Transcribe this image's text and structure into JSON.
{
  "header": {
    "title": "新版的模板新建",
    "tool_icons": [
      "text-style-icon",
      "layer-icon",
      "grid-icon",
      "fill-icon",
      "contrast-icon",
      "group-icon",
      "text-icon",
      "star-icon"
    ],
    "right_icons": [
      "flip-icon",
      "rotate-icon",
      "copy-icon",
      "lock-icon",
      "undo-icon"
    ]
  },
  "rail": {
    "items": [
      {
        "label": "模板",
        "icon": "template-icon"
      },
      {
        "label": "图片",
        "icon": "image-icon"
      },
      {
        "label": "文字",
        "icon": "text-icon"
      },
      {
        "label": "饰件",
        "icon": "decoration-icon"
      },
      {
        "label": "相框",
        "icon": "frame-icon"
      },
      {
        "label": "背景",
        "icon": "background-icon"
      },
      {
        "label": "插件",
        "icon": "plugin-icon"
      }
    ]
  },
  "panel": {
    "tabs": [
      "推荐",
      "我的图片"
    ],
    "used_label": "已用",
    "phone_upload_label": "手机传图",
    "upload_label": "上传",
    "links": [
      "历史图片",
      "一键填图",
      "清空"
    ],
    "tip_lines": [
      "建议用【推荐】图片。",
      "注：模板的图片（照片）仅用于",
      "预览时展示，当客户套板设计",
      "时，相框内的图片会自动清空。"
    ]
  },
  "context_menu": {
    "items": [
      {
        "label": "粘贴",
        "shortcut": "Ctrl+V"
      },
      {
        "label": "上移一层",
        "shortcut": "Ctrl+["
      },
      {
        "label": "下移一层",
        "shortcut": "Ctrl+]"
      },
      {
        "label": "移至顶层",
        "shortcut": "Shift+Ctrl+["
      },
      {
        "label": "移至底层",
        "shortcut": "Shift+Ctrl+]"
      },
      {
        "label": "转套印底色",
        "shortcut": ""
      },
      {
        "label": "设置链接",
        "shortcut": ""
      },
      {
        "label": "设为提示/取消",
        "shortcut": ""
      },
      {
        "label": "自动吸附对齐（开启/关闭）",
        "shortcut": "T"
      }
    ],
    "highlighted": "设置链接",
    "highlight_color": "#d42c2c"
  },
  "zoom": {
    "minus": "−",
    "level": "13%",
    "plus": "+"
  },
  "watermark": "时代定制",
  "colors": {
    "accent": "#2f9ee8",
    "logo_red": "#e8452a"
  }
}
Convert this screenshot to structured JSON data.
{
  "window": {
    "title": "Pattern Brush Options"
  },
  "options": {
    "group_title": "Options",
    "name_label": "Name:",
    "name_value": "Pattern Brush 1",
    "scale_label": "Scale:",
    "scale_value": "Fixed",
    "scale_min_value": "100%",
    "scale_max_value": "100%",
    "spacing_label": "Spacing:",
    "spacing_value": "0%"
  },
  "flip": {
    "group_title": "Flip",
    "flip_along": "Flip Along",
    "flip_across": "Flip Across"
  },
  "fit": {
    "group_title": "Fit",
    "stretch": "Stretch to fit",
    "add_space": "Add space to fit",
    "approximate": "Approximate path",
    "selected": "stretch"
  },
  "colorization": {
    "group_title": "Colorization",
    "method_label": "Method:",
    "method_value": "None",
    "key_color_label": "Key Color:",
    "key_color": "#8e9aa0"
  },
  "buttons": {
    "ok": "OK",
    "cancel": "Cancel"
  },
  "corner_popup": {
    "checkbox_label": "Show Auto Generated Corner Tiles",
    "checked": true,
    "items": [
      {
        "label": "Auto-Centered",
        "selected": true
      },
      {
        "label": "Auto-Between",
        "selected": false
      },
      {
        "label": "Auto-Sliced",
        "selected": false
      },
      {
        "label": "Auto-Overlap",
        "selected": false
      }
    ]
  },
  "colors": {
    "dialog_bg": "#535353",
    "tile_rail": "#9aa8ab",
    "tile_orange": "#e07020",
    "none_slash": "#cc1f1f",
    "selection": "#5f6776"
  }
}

══════════

INSTRUCTIONS TO FOLLOW ▸ Check each line of the listing above for the string "stretch", then report only how many lines have it.

THE SOLUTION ▸ 2